Identify the lines bearing the string "screenshot" and gather them.

┄┄┄┄┄┄

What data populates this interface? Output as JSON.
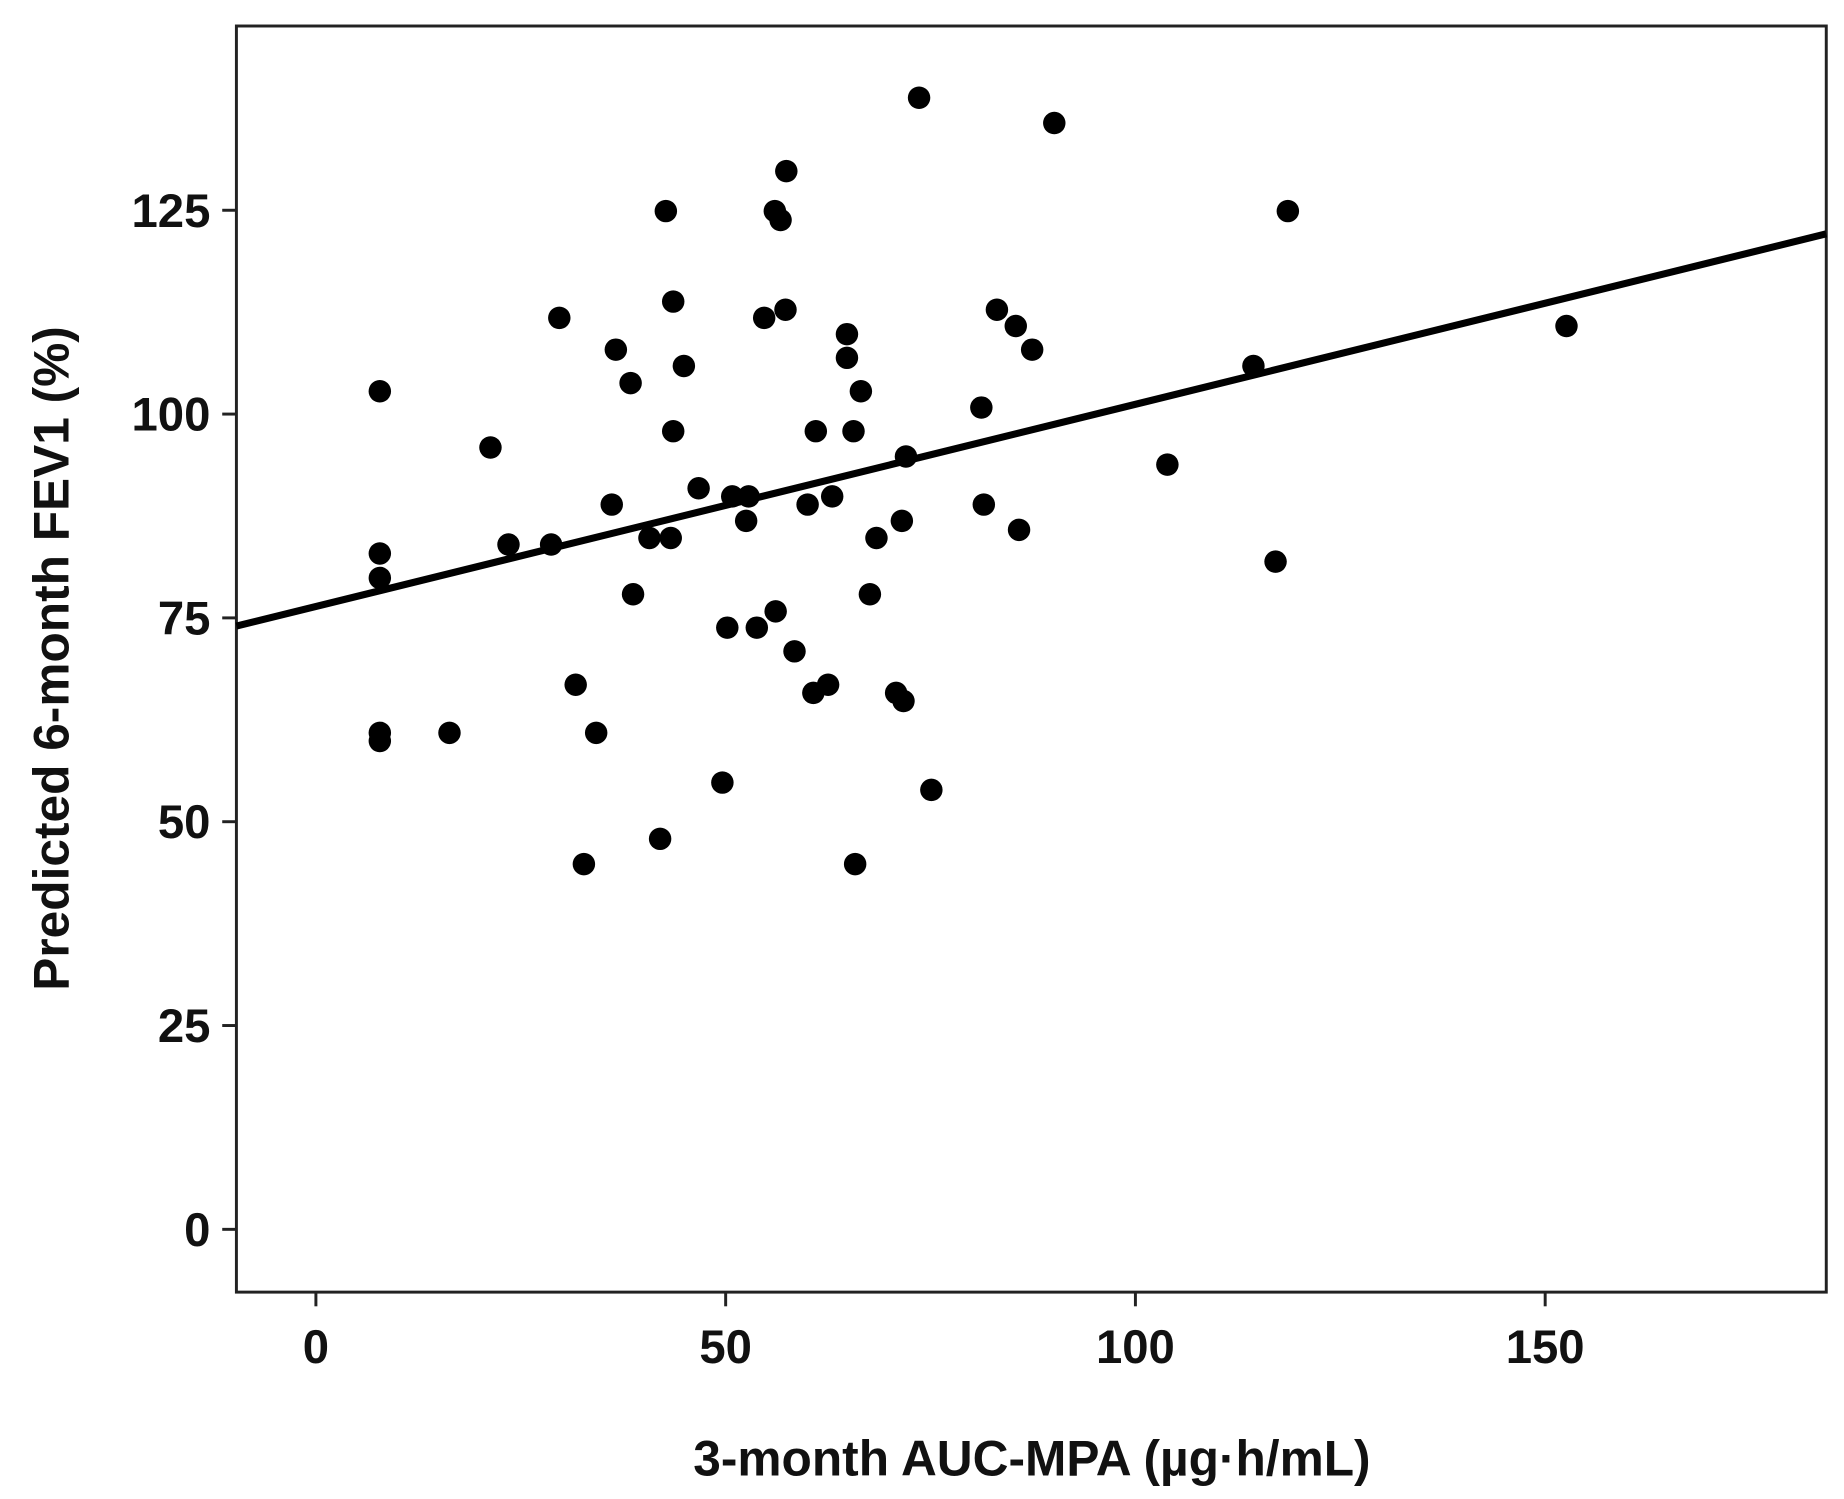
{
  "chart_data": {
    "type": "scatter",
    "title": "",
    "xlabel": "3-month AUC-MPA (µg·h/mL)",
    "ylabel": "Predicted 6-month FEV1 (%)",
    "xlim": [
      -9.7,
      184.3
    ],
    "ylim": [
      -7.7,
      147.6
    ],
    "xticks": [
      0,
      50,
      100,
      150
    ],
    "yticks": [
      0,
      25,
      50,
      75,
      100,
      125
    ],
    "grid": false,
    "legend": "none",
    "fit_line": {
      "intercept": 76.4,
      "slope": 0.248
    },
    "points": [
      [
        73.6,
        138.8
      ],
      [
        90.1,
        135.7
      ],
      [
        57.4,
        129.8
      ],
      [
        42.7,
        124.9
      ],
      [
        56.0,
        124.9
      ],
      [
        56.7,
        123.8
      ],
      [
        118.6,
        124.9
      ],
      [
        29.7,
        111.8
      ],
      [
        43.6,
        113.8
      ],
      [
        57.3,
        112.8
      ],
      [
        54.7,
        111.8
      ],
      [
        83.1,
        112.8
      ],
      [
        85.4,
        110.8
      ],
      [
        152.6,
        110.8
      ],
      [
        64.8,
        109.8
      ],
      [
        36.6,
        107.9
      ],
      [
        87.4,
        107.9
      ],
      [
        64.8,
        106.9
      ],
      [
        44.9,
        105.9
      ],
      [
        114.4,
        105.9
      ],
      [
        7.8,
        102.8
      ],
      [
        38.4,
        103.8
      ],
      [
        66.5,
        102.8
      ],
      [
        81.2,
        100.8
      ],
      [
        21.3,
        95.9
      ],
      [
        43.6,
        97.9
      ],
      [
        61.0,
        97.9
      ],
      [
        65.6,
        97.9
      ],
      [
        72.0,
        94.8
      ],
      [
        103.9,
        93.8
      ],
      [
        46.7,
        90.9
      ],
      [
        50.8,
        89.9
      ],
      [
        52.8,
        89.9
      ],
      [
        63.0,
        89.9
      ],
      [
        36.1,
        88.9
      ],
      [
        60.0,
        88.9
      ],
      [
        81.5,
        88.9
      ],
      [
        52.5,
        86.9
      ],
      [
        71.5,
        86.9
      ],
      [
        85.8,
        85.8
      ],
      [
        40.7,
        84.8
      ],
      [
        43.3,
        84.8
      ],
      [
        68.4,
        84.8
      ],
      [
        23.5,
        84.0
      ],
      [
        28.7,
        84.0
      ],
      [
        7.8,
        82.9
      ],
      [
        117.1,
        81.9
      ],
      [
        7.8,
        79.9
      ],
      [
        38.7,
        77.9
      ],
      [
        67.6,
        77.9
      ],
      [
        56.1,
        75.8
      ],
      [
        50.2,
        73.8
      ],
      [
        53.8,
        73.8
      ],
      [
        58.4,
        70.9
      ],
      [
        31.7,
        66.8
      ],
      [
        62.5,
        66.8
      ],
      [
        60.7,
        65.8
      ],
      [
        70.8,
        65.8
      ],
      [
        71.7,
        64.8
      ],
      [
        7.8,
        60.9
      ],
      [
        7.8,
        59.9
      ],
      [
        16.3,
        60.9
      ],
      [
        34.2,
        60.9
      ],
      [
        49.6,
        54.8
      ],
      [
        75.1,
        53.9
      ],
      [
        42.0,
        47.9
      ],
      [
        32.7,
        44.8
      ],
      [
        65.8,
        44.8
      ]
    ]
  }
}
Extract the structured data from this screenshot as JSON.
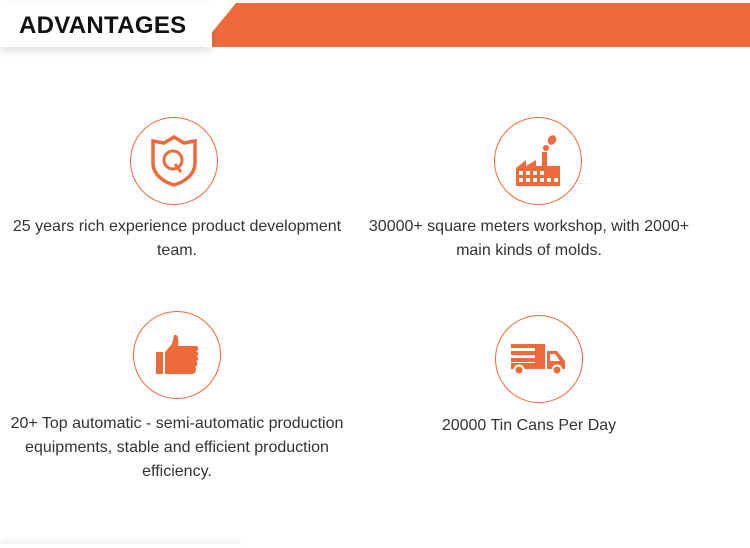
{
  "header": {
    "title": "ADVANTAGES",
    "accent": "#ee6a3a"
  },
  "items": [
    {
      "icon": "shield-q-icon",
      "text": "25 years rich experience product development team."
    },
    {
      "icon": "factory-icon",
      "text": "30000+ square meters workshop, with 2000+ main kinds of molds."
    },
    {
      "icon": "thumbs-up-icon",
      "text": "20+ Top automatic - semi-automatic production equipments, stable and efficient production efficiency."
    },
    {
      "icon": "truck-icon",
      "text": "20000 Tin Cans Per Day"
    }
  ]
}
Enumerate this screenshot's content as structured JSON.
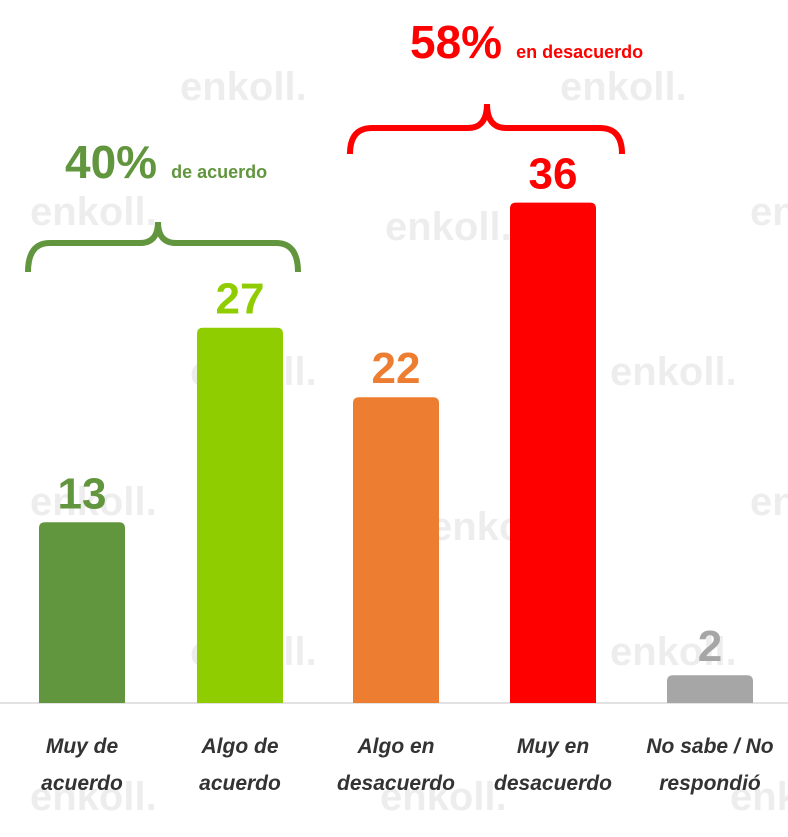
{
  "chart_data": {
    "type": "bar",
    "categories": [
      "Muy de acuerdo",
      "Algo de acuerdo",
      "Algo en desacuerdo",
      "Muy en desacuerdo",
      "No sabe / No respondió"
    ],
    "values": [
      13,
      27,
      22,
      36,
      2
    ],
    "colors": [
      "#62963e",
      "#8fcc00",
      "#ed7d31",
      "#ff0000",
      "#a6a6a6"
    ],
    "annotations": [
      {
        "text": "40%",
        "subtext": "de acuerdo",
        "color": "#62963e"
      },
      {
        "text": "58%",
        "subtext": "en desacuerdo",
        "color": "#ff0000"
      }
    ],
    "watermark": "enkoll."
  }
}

┄┄┄┄┄┄

* [Answer to the problem]
Extract the structured data from this screenshot as JSON.
Enumerate this screenshot's content as structured JSON.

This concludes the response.